*LISTED RECORDS*:
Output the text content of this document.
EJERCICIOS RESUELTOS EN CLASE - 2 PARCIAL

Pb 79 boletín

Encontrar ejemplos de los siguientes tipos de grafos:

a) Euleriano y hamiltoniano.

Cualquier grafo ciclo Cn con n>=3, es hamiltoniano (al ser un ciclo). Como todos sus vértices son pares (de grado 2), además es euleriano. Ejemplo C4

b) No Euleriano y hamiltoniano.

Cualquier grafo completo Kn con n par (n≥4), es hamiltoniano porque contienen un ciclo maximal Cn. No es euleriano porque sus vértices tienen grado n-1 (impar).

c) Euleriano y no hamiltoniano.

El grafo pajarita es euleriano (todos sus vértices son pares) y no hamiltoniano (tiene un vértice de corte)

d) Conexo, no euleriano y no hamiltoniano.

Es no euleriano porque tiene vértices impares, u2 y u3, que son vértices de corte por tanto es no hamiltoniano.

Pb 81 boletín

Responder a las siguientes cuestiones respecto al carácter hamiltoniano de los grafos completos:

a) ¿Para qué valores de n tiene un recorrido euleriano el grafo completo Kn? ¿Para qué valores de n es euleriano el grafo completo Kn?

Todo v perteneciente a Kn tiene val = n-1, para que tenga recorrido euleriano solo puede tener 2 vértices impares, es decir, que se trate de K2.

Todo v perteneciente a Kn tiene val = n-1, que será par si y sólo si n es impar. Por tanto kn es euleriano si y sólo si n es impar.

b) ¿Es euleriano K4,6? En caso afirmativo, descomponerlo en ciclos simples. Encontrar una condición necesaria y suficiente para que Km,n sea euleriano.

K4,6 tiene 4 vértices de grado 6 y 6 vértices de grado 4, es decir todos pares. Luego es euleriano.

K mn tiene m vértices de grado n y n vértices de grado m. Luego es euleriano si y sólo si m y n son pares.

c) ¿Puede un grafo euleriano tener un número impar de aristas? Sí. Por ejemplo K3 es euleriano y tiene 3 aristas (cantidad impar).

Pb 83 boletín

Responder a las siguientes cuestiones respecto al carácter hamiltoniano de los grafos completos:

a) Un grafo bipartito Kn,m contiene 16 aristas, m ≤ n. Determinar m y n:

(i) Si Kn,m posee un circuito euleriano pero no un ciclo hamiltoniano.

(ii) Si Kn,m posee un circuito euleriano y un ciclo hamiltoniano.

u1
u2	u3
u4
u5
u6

*WHAT THE TASK REQUIRES*:
Reproduce the listing above word for word.

*FINISHED ANSWER*:
Output the text content of this document.
EJERCICIOS RESUELTOS EN CLASE - 2 PARCIAL

Pb 79 boletín

Encontrar ejemplos de los siguientes tipos de grafos:

a) Euleriano y hamiltoniano.

Cualquier grafo ciclo Cn con n>=3, es hamiltoniano (al ser un ciclo). Como todos sus vértices son pares (de grado 2), además es euleriano. Ejemplo C4

b) No Euleriano y hamiltoniano.

Cualquier grafo completo Kn con n par (n≥4), es hamiltoniano porque contienen un ciclo maximal Cn. No es euleriano porque sus vértices tienen grado n-1 (impar).

c) Euleriano y no hamiltoniano.

El grafo pajarita es euleriano (todos sus vértices son pares) y no hamiltoniano (tiene un vértice de corte)

d) Conexo, no euleriano y no hamiltoniano.

Es no euleriano porque tiene vértices impares, u2 y u3, que son vértices de corte por tanto es no hamiltoniano.

Pb 81 boletín

Responder a las siguientes cuestiones respecto al carácter hamiltoniano de los grafos completos:

a) ¿Para qué valores de n tiene un recorrido euleriano el grafo completo Kn? ¿Para qué valores de n es euleriano el grafo completo Kn?

Todo v perteneciente a Kn tiene val = n-1, para que tenga recorrido euleriano solo puede tener 2 vértices impares, es decir, que se trate de K2.

Todo v perteneciente a Kn tiene val = n-1, que será par si y sólo si n es impar. Por tanto kn es euleriano si y sólo si n es impar.

b) ¿Es euleriano K4,6? En caso afirmativo, descomponerlo en ciclos simples. Encontrar una condición necesaria y suficiente para que Km,n sea euleriano.

K4,6 tiene 4 vértices de grado 6 y 6 vértices de grado 4, es decir todos pares. Luego es euleriano.

K mn tiene m vértices de grado n y n vértices de grado m. Luego es euleriano si y sólo si m y n son pares.

c) ¿Puede un grafo euleriano tener un número impar de aristas? Sí. Por ejemplo K3 es euleriano y tiene 3 aristas (cantidad impar).

Pb 83 boletín

Responder a las siguientes cuestiones respecto al carácter hamiltoniano de los grafos completos:

a) Un grafo bipartito Kn,m contiene 16 aristas, m ≤ n. Determinar m y n:

(i) Si Kn,m posee un circuito euleriano pero no un ciclo hamiltoniano.

(ii) Si Kn,m posee un circuito euleriano y un ciclo hamiltoniano.

u1
u2	u3
u4
u5
u6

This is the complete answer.